* _Aim_
What lines of the data include the string "shows"? Copy them all.

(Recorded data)
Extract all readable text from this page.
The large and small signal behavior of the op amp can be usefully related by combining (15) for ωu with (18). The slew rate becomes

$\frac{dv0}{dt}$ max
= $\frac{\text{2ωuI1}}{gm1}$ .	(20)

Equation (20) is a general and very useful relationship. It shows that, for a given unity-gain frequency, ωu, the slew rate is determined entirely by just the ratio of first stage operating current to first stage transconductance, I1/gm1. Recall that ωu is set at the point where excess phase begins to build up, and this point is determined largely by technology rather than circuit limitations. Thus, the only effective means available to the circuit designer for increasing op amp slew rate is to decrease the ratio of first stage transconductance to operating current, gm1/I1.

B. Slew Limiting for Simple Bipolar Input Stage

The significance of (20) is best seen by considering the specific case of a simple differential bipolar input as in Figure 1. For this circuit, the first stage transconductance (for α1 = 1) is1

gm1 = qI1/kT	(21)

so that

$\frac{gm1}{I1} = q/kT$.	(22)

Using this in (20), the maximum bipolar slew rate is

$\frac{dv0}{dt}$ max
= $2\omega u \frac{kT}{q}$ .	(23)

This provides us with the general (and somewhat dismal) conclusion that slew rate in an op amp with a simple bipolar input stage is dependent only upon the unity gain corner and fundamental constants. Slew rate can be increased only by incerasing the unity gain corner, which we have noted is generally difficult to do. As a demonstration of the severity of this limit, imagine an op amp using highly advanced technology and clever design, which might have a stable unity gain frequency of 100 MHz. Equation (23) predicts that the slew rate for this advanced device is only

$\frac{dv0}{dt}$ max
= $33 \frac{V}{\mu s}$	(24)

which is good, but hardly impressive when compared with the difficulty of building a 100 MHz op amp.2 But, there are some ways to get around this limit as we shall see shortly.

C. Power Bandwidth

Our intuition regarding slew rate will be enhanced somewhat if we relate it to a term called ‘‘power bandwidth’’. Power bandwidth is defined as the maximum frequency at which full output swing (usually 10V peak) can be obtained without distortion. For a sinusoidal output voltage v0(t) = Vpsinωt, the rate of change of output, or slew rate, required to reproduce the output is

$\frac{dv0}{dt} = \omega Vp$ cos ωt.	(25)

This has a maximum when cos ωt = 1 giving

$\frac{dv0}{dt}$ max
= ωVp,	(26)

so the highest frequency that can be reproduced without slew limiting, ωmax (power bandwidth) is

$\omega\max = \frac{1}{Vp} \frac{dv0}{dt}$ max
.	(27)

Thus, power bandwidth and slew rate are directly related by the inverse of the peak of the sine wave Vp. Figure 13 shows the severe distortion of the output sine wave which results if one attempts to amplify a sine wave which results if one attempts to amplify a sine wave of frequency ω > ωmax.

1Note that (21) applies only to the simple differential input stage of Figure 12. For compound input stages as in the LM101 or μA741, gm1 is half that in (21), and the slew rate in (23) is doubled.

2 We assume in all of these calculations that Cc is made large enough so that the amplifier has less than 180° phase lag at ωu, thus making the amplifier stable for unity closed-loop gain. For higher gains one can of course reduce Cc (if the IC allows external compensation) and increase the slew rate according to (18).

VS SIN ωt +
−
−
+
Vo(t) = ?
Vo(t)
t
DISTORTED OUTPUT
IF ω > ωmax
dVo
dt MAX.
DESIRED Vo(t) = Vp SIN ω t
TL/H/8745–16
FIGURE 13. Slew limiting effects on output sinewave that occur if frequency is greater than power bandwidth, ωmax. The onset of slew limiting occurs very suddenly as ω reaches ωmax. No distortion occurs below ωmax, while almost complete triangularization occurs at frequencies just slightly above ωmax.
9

* _The result_
Equation (20) is a general and very useful relationship. It shows that, for a given unity-gain frequency, ωu, the slew rate is determined entirely by just the ratio of first stage operating current to first stage transconductance, I1/gm1. Recall that ωu is set at the point where excess phase begins to build up, and this point is determined largely by technology rather than circuit limitations. Thus, the only effective means available to the circuit designer for increasing op amp slew rate is to decrease the ratio of first stage transconductance to operating current, gm1/I1.
Thus, power bandwidth and slew rate are directly related by the inverse of the peak of the sine wave Vp. Figure 13 shows the severe distortion of the output sine wave which results if one attempts to amplify a sine wave which results if one attempts to amplify a sine wave of frequency ω > ωmax.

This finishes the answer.